**DATASET RECORDS**
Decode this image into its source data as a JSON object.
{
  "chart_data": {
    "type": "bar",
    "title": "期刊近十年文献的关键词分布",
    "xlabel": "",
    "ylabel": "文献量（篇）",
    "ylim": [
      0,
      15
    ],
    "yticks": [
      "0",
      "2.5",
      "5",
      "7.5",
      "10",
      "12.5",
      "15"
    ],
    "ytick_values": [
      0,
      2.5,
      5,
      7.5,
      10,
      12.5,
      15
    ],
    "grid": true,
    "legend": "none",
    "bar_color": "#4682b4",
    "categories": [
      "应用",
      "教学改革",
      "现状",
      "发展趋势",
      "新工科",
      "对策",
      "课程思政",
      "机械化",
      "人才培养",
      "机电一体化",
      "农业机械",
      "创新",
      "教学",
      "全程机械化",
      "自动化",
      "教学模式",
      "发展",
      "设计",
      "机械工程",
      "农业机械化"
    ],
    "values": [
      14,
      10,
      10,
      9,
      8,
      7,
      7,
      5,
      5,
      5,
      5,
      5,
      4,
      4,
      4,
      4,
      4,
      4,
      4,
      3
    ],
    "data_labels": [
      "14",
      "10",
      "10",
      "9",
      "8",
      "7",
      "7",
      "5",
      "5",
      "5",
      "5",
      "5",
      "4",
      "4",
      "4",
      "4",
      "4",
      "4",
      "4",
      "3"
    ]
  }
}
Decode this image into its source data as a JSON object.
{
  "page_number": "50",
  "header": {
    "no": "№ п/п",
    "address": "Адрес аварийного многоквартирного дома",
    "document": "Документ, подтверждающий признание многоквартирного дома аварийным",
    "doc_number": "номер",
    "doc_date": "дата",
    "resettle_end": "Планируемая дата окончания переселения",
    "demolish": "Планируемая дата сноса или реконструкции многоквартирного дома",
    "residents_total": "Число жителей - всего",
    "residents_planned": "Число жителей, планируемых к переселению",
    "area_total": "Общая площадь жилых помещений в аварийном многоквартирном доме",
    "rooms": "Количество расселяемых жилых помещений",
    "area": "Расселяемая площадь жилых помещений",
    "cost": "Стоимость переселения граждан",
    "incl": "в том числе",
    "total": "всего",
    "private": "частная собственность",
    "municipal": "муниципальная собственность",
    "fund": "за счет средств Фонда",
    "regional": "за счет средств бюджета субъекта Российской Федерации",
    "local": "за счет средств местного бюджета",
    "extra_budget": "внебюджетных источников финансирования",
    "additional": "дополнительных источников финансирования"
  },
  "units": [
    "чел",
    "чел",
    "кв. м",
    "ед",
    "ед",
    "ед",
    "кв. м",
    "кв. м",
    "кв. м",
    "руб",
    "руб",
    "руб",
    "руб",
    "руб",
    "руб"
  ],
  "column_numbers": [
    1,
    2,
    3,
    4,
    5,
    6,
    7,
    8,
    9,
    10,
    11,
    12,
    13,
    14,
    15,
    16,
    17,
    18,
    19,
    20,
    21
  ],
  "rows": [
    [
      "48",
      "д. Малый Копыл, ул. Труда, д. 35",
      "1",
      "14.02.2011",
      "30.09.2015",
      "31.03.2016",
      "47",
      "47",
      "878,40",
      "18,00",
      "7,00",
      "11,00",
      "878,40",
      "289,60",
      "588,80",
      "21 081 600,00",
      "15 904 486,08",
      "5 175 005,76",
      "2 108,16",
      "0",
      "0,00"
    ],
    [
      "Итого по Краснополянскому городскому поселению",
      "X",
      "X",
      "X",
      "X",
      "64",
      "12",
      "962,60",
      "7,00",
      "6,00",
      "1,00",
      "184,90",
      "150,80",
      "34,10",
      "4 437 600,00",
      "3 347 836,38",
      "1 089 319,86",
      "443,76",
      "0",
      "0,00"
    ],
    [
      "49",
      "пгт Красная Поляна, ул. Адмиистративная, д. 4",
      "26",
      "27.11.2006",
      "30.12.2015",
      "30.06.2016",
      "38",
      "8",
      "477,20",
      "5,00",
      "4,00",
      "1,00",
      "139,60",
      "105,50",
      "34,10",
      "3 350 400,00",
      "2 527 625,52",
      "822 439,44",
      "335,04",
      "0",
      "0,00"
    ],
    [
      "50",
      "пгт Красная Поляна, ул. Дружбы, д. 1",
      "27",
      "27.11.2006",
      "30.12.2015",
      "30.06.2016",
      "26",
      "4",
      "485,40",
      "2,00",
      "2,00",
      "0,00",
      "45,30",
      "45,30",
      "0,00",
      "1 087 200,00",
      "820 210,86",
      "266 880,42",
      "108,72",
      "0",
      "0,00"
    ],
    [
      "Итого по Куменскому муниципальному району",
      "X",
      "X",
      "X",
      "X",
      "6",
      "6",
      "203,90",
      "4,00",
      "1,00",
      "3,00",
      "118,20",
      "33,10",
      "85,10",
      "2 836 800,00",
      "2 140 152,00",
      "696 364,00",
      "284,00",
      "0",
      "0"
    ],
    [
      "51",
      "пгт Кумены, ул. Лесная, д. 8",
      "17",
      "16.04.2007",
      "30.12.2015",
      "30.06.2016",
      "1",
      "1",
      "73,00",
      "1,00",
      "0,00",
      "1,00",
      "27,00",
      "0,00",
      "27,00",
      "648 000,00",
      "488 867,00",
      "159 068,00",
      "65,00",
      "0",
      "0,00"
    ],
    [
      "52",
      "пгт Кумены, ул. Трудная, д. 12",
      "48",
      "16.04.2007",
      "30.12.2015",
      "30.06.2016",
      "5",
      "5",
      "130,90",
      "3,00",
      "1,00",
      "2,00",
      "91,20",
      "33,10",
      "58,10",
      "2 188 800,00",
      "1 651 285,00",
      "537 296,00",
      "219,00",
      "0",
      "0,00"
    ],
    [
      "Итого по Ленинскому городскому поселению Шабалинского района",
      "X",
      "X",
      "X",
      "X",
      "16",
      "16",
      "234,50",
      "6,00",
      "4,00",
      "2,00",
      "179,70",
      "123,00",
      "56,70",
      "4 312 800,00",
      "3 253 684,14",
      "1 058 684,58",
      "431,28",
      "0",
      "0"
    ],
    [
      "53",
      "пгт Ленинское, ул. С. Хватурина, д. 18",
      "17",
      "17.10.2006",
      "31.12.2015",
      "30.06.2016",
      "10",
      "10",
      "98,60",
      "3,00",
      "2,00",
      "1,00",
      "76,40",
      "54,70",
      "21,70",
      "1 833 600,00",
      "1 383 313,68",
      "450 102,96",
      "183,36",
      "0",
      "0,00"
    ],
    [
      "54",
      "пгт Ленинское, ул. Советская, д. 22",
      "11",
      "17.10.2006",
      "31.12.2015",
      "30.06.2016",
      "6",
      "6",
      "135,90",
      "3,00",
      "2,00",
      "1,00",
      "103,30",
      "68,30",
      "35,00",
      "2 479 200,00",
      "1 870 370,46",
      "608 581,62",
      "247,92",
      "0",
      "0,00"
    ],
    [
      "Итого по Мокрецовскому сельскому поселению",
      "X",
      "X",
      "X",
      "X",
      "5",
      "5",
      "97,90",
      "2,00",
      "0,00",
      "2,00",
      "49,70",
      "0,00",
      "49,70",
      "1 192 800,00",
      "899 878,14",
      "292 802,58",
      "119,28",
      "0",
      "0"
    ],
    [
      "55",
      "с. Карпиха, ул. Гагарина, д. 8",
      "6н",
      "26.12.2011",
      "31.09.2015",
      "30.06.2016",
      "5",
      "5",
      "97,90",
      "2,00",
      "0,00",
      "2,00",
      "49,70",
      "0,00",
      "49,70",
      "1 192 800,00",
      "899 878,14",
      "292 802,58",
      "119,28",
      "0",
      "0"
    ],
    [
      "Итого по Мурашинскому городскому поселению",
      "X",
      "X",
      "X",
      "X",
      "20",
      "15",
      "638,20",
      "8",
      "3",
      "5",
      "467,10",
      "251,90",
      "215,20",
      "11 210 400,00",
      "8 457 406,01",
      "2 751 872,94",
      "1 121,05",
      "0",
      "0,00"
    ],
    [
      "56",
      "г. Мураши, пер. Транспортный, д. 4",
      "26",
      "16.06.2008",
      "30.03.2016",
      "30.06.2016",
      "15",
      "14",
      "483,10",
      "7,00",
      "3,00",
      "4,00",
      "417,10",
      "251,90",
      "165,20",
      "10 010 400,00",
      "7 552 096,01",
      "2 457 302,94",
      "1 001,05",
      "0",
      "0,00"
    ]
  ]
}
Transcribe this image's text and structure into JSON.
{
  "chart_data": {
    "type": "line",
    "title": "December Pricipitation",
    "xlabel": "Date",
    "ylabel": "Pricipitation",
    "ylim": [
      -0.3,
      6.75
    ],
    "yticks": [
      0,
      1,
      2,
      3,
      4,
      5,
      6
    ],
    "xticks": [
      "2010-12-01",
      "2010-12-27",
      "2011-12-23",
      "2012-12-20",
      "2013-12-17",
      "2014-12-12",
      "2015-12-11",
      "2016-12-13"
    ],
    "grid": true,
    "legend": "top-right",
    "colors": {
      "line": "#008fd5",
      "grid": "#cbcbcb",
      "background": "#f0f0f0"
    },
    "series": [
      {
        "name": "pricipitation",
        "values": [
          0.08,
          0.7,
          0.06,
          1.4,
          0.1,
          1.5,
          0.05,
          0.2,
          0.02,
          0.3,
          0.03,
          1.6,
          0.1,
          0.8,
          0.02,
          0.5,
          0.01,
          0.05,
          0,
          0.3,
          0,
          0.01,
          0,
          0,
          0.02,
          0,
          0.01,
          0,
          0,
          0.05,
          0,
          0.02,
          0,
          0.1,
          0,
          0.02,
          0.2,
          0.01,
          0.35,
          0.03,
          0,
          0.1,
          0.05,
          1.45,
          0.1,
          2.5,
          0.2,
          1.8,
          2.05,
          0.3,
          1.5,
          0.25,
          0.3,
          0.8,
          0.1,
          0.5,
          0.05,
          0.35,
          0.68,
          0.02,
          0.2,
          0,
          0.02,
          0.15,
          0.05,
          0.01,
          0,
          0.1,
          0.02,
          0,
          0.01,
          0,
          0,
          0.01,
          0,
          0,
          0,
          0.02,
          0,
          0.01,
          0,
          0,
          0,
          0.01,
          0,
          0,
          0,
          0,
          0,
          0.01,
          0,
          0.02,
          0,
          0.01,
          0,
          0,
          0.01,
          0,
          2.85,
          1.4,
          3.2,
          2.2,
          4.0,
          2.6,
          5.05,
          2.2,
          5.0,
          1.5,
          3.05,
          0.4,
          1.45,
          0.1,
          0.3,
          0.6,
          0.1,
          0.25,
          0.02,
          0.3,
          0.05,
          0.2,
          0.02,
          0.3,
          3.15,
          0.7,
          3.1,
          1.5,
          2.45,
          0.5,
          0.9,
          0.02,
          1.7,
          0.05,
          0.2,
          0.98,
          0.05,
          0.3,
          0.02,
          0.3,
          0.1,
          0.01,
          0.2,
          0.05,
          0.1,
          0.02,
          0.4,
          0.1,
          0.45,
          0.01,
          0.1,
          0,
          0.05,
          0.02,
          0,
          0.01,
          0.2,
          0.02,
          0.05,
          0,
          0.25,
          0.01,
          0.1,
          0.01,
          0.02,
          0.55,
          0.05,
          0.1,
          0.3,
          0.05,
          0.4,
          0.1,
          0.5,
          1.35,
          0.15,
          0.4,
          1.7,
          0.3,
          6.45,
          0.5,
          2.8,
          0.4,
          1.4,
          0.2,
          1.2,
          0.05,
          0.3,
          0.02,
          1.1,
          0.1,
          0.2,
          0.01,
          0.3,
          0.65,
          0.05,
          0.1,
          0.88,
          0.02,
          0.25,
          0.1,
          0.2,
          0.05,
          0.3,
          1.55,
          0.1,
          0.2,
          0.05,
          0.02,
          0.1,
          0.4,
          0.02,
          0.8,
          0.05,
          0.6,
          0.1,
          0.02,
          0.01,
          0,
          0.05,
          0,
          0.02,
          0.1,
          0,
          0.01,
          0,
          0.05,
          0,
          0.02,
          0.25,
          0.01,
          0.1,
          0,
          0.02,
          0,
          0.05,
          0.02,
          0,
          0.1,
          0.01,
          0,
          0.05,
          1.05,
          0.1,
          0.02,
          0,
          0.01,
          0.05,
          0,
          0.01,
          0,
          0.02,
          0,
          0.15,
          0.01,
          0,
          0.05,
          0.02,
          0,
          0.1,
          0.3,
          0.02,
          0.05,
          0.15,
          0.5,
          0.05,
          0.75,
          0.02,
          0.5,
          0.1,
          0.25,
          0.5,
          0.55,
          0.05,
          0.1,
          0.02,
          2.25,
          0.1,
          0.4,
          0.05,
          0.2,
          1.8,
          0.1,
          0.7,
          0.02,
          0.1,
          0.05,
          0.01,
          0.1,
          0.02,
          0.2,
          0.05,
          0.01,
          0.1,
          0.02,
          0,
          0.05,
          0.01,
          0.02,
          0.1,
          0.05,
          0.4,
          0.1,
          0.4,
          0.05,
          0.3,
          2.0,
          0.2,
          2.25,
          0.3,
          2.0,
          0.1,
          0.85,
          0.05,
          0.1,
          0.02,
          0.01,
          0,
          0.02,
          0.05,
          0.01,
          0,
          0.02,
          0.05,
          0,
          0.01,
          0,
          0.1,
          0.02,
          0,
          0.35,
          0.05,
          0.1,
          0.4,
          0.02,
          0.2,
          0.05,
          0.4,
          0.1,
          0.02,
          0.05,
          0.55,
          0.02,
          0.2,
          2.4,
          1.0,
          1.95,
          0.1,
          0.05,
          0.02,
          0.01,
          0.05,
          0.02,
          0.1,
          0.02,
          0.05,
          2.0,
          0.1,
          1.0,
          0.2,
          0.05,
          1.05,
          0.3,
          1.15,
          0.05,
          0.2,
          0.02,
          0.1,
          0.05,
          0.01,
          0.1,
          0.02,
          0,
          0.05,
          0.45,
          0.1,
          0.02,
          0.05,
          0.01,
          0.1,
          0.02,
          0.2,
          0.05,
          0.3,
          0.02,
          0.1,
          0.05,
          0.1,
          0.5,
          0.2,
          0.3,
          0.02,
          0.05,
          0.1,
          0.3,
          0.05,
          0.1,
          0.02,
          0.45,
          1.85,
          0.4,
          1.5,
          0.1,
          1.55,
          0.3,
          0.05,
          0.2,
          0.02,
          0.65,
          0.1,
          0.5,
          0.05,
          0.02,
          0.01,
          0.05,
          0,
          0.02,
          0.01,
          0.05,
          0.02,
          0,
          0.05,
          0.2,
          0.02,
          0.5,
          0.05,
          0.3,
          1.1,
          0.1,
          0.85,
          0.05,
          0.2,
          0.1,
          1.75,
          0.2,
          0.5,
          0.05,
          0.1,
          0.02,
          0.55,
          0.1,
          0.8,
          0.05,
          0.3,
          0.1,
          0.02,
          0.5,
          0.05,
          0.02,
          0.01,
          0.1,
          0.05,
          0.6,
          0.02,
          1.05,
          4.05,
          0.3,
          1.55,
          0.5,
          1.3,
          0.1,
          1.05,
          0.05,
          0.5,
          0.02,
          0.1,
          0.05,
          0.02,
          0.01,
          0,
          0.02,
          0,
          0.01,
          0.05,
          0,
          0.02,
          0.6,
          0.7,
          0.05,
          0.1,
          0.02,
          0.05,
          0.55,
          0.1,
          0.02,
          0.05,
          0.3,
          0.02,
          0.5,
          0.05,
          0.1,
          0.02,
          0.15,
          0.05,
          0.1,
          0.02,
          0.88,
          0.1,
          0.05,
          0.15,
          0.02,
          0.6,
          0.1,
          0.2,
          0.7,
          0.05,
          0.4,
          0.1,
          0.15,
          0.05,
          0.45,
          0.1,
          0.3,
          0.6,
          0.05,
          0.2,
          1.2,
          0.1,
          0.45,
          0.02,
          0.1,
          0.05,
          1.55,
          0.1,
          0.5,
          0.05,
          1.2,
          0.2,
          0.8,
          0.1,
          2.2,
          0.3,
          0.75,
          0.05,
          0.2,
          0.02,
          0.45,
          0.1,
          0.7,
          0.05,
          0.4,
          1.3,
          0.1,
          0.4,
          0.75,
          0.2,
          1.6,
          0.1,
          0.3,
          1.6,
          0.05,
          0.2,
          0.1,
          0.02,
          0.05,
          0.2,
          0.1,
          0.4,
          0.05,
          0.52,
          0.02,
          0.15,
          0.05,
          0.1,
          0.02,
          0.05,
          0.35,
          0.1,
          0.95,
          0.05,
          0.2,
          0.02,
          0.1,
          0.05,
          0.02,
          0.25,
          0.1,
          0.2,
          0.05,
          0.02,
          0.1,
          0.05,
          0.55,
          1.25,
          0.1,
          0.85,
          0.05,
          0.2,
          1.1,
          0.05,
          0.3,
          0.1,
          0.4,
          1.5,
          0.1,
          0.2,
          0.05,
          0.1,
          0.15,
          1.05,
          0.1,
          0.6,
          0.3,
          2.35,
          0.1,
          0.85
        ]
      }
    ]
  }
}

**WHAT THE TASK ASKS**
Gather each line of the records holding the string "многоквартирного".

**SOLUTION FOR THIS PROBLEM**
    "address": "Адрес аварийного многоквартирного дома",
    "document": "Документ, подтверждающий признание многоквартирного дома аварийным",
    "demolish": "Планируемая дата сноса или реконструкции многоквартирного дома",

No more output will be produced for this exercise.